_Goal_
Every record that follows should be printed verbatim.
========================================
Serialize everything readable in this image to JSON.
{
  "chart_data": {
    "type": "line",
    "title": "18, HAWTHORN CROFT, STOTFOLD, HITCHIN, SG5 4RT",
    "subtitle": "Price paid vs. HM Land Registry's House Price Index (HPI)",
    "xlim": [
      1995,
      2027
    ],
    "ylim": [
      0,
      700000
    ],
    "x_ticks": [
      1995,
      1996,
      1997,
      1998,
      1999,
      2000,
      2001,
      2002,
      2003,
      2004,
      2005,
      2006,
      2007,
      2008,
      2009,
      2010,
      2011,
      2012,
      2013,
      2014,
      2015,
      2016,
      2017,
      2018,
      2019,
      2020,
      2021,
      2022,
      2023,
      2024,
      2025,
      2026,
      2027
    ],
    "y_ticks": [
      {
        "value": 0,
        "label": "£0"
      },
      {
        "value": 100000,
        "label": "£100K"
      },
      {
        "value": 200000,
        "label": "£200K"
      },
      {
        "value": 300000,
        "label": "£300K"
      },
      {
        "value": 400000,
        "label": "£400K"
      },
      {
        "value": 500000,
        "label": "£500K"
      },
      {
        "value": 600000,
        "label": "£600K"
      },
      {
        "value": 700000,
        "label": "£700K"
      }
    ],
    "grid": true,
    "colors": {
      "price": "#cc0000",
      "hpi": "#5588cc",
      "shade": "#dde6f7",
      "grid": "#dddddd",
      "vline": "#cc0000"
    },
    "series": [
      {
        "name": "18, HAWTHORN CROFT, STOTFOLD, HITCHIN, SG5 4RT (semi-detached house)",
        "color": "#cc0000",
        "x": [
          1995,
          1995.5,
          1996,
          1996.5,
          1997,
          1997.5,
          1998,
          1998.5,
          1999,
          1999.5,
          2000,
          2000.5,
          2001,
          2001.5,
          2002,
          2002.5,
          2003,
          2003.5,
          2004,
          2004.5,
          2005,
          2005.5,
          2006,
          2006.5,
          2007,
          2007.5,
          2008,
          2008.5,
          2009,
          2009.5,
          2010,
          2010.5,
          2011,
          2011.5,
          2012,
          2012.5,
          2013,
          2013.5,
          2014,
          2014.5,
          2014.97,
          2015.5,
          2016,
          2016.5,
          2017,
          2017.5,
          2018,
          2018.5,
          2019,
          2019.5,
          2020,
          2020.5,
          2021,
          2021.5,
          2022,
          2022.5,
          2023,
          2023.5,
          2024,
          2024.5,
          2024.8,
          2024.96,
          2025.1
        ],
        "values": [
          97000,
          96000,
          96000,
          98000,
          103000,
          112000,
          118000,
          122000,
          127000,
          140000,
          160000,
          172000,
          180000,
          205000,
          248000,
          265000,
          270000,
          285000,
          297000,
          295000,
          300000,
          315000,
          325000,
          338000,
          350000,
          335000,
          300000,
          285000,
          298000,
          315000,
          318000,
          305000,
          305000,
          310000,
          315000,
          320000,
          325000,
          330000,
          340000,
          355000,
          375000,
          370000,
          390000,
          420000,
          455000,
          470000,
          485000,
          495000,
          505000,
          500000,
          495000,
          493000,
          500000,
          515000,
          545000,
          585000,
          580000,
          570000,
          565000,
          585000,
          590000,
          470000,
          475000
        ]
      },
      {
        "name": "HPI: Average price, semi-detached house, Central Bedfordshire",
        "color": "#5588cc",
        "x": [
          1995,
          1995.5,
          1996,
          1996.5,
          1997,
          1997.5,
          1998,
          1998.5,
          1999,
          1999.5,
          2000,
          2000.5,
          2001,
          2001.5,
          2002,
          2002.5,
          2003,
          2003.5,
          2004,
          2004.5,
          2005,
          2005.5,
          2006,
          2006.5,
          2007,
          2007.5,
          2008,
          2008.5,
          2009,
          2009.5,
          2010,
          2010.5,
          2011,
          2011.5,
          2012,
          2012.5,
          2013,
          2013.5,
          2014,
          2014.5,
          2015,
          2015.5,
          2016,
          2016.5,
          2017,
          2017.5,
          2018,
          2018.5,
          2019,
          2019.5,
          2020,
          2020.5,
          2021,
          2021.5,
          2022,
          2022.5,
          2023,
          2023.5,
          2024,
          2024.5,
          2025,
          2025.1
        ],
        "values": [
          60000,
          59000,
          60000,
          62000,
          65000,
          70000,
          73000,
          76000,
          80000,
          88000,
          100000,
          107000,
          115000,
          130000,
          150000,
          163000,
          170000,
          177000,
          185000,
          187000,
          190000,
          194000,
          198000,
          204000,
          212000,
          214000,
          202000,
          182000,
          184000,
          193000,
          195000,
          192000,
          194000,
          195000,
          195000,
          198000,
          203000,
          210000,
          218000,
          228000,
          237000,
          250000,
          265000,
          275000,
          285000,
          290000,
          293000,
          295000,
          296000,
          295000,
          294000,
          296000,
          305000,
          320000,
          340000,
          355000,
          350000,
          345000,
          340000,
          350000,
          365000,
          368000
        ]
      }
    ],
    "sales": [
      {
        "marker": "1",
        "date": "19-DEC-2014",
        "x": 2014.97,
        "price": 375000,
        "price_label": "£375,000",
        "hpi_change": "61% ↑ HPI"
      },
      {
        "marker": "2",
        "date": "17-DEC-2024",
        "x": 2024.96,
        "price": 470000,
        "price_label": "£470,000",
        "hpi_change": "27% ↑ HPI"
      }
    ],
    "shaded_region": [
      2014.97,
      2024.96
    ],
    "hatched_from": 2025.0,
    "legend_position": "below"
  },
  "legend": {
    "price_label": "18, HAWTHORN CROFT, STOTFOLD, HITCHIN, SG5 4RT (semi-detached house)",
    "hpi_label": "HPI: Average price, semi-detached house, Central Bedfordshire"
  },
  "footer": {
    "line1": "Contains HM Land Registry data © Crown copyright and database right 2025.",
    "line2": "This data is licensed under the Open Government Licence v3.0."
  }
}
========================================
_Exercise answer_
Serialize everything readable in this image to JSON.
{
  "chart_data": {
    "type": "line",
    "title": "18, HAWTHORN CROFT, STOTFOLD, HITCHIN, SG5 4RT",
    "subtitle": "Price paid vs. HM Land Registry's House Price Index (HPI)",
    "xlim": [
      1995,
      2027
    ],
    "ylim": [
      0,
      700000
    ],
    "x_ticks": [
      1995,
      1996,
      1997,
      1998,
      1999,
      2000,
      2001,
      2002,
      2003,
      2004,
      2005,
      2006,
      2007,
      2008,
      2009,
      2010,
      2011,
      2012,
      2013,
      2014,
      2015,
      2016,
      2017,
      2018,
      2019,
      2020,
      2021,
      2022,
      2023,
      2024,
      2025,
      2026,
      2027
    ],
    "y_ticks": [
      {
        "value": 0,
        "label": "£0"
      },
      {
        "value": 100000,
        "label": "£100K"
      },
      {
        "value": 200000,
        "label": "£200K"
      },
      {
        "value": 300000,
        "label": "£300K"
      },
      {
        "value": 400000,
        "label": "£400K"
      },
      {
        "value": 500000,
        "label": "£500K"
      },
      {
        "value": 600000,
        "label": "£600K"
      },
      {
        "value": 700000,
        "label": "£700K"
      }
    ],
    "grid": true,
    "colors": {
      "price": "#cc0000",
      "hpi": "#5588cc",
      "shade": "#dde6f7",
      "grid": "#dddddd",
      "vline": "#cc0000"
    },
    "series": [
      {
        "name": "18, HAWTHORN CROFT, STOTFOLD, HITCHIN, SG5 4RT (semi-detached house)",
        "color": "#cc0000",
        "x": [
          1995,
          1995.5,
          1996,
          1996.5,
          1997,
          1997.5,
          1998,
          1998.5,
          1999,
          1999.5,
          2000,
          2000.5,
          2001,
          2001.5,
          2002,
          2002.5,
          2003,
          2003.5,
          2004,
          2004.5,
          2005,
          2005.5,
          2006,
          2006.5,
          2007,
          2007.5,
          2008,
          2008.5,
          2009,
          2009.5,
          2010,
          2010.5,
          2011,
          2011.5,
          2012,
          2012.5,
          2013,
          2013.5,
          2014,
          2014.5,
          2014.97,
          2015.5,
          2016,
          2016.5,
          2017,
          2017.5,
          2018,
          2018.5,
          2019,
          2019.5,
          2020,
          2020.5,
          2021,
          2021.5,
          2022,
          2022.5,
          2023,
          2023.5,
          2024,
          2024.5,
          2024.8,
          2024.96,
          2025.1
        ],
        "values": [
          97000,
          96000,
          96000,
          98000,
          103000,
          112000,
          118000,
          122000,
          127000,
          140000,
          160000,
          172000,
          180000,
          205000,
          248000,
          265000,
          270000,
          285000,
          297000,
          295000,
          300000,
          315000,
          325000,
          338000,
          350000,
          335000,
          300000,
          285000,
          298000,
          315000,
          318000,
          305000,
          305000,
          310000,
          315000,
          320000,
          325000,
          330000,
          340000,
          355000,
          375000,
          370000,
          390000,
          420000,
          455000,
          470000,
          485000,
          495000,
          505000,
          500000,
          495000,
          493000,
          500000,
          515000,
          545000,
          585000,
          580000,
          570000,
          565000,
          585000,
          590000,
          470000,
          475000
        ]
      },
      {
        "name": "HPI: Average price, semi-detached house, Central Bedfordshire",
        "color": "#5588cc",
        "x": [
          1995,
          1995.5,
          1996,
          1996.5,
          1997,
          1997.5,
          1998,
          1998.5,
          1999,
          1999.5,
          2000,
          2000.5,
          2001,
          2001.5,
          2002,
          2002.5,
          2003,
          2003.5,
          2004,
          2004.5,
          2005,
          2005.5,
          2006,
          2006.5,
          2007,
          2007.5,
          2008,
          2008.5,
          2009,
          2009.5,
          2010,
          2010.5,
          2011,
          2011.5,
          2012,
          2012.5,
          2013,
          2013.5,
          2014,
          2014.5,
          2015,
          2015.5,
          2016,
          2016.5,
          2017,
          2017.5,
          2018,
          2018.5,
          2019,
          2019.5,
          2020,
          2020.5,
          2021,
          2021.5,
          2022,
          2022.5,
          2023,
          2023.5,
          2024,
          2024.5,
          2025,
          2025.1
        ],
        "values": [
          60000,
          59000,
          60000,
          62000,
          65000,
          70000,
          73000,
          76000,
          80000,
          88000,
          100000,
          107000,
          115000,
          130000,
          150000,
          163000,
          170000,
          177000,
          185000,
          187000,
          190000,
          194000,
          198000,
          204000,
          212000,
          214000,
          202000,
          182000,
          184000,
          193000,
          195000,
          192000,
          194000,
          195000,
          195000,
          198000,
          203000,
          210000,
          218000,
          228000,
          237000,
          250000,
          265000,
          275000,
          285000,
          290000,
          293000,
          295000,
          296000,
          295000,
          294000,
          296000,
          305000,
          320000,
          340000,
          355000,
          350000,
          345000,
          340000,
          350000,
          365000,
          368000
        ]
      }
    ],
    "sales": [
      {
        "marker": "1",
        "date": "19-DEC-2014",
        "x": 2014.97,
        "price": 375000,
        "price_label": "£375,000",
        "hpi_change": "61% ↑ HPI"
      },
      {
        "marker": "2",
        "date": "17-DEC-2024",
        "x": 2024.96,
        "price": 470000,
        "price_label": "£470,000",
        "hpi_change": "27% ↑ HPI"
      }
    ],
    "shaded_region": [
      2014.97,
      2024.96
    ],
    "hatched_from": 2025.0,
    "legend_position": "below"
  },
  "legend": {
    "price_label": "18, HAWTHORN CROFT, STOTFOLD, HITCHIN, SG5 4RT (semi-detached house)",
    "hpi_label": "HPI: Average price, semi-detached house, Central Bedfordshire"
  },
  "footer": {
    "line1": "Contains HM Land Registry data © Crown copyright and database right 2025.",
    "line2": "This data is licensed under the Open Government Licence v3.0."
  }
}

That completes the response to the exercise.